STATED PROBLEM: Reproduce the item below line for line with no changes to its text. Omit the picture from your output.

PROVIDED INFORMATION:
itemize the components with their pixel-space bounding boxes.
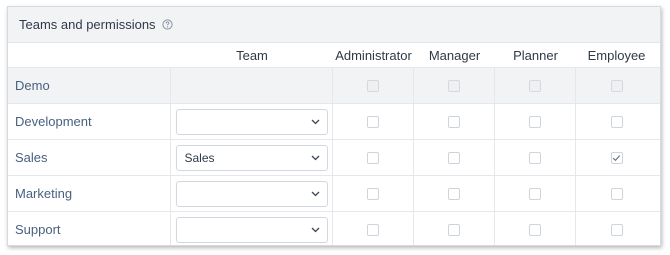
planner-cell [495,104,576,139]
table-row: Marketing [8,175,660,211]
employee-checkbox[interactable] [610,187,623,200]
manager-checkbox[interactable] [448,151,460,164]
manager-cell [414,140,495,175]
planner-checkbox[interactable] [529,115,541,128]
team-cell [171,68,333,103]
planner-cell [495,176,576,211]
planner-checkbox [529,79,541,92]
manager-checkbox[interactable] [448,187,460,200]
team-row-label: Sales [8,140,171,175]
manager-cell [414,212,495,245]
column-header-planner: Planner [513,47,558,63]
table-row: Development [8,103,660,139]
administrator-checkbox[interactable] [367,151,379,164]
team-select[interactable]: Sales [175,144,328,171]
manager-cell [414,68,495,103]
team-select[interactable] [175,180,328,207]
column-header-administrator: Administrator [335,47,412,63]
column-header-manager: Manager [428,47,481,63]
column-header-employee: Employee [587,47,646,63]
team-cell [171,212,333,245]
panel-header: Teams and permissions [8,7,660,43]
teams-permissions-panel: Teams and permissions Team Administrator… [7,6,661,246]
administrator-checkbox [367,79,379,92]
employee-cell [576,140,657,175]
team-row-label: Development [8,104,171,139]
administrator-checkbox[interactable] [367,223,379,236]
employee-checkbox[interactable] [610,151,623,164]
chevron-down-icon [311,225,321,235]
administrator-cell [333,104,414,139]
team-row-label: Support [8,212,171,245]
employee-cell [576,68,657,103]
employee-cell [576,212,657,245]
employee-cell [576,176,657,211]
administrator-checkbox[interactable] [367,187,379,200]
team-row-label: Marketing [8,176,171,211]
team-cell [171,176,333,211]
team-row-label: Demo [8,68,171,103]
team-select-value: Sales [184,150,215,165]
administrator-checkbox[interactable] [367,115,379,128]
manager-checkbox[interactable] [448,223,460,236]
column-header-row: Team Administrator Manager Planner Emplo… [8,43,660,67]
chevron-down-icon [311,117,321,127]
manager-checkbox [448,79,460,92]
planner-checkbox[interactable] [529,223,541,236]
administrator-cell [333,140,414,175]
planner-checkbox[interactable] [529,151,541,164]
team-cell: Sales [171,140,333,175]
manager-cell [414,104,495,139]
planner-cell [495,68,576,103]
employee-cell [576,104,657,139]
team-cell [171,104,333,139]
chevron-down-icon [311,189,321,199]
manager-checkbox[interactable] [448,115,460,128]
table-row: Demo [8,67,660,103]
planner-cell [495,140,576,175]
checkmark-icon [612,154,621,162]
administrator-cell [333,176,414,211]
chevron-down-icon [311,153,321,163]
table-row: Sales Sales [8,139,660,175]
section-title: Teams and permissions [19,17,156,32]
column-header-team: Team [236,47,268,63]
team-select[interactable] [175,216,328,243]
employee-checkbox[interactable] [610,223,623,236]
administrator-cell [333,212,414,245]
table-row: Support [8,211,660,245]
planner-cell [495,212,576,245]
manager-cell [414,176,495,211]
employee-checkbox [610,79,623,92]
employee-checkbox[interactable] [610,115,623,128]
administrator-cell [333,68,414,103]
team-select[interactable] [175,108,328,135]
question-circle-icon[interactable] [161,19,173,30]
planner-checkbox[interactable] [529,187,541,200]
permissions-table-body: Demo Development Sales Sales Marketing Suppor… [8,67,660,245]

TASK RESULT:
itemize the components with their pixel-space bounding boxes.
planner-cell [495,104,576,139]
table-row: Marketing [8,175,660,211]
employee-checkbox[interactable] [610,187,623,200]
manager-checkbox[interactable] [448,151,460,164]
manager-cell [414,140,495,175]
planner-checkbox[interactable] [529,115,541,128]
team-cell [171,68,333,103]
planner-cell [495,176,576,211]
planner-checkbox [529,79,541,92]
manager-checkbox[interactable] [448,187,460,200]
team-row-label: Sales [8,140,171,175]
manager-cell [414,212,495,245]
column-header-planner: Planner [513,47,558,63]
table-row: Development [8,103,660,139]
administrator-checkbox[interactable] [367,151,379,164]
team-select[interactable]: Sales [175,144,328,171]
manager-cell [414,68,495,103]
team-select[interactable] [175,180,328,207]
column-header-administrator: Administrator [335,47,412,63]
column-header-manager: Manager [428,47,481,63]
column-header-employee: Employee [587,47,646,63]
team-cell [171,212,333,245]
panel-header: Teams and permissions [8,7,660,43]
teams-permissions-panel: Teams and permissions Team Administrator… [7,6,661,246]
administrator-checkbox [367,79,379,92]
employee-cell [576,140,657,175]
team-row-label: Development [8,104,171,139]
administrator-checkbox[interactable] [367,223,379,236]
employee-checkbox[interactable] [610,151,623,164]
chevron-down-icon [311,225,321,235]
administrator-cell [333,104,414,139]
team-row-label: Support [8,212,171,245]
employee-cell [576,68,657,103]
employee-cell [576,212,657,245]
employee-cell [576,176,657,211]
administrator-checkbox[interactable] [367,187,379,200]
team-row-label: Marketing [8,176,171,211]
team-cell [171,176,333,211]
team-row-label: Demo [8,68,171,103]
team-select-value: Sales [184,150,215,165]
administrator-checkbox[interactable] [367,115,379,128]
manager-checkbox[interactable] [448,223,460,236]
column-header-row: Team Administrator Manager Planner Emplo… [8,43,660,67]
chevron-down-icon [311,117,321,127]
manager-checkbox [448,79,460,92]
planner-checkbox[interactable] [529,223,541,236]
administrator-cell [333,140,414,175]
planner-checkbox[interactable] [529,151,541,164]
team-cell: Sales [171,140,333,175]
manager-cell [414,104,495,139]
planner-cell [495,68,576,103]
employee-cell [576,104,657,139]
team-cell [171,104,333,139]
chevron-down-icon [311,189,321,199]
manager-checkbox[interactable] [448,115,460,128]
table-row: Demo [8,67,660,103]
planner-cell [495,140,576,175]
checkmark-icon [612,154,621,162]
administrator-cell [333,176,414,211]
chevron-down-icon [311,153,321,163]
table-row: Sales Sales [8,139,660,175]
section-title: Teams and permissions [19,17,156,32]
column-header-team: Team [236,47,268,63]
team-select[interactable] [175,216,328,243]
employee-checkbox[interactable] [610,223,623,236]
administrator-cell [333,212,414,245]
table-row: Support [8,211,660,245]
planner-cell [495,212,576,245]
manager-cell [414,176,495,211]
employee-checkbox [610,79,623,92]
employee-checkbox[interactable] [610,115,623,128]
administrator-cell [333,68,414,103]
team-select[interactable] [175,108,328,135]
question-circle-icon[interactable] [161,19,173,30]
planner-checkbox[interactable] [529,187,541,200]
permissions-table-body: Demo Development Sales Sales Marketing Suppor… [8,67,660,245]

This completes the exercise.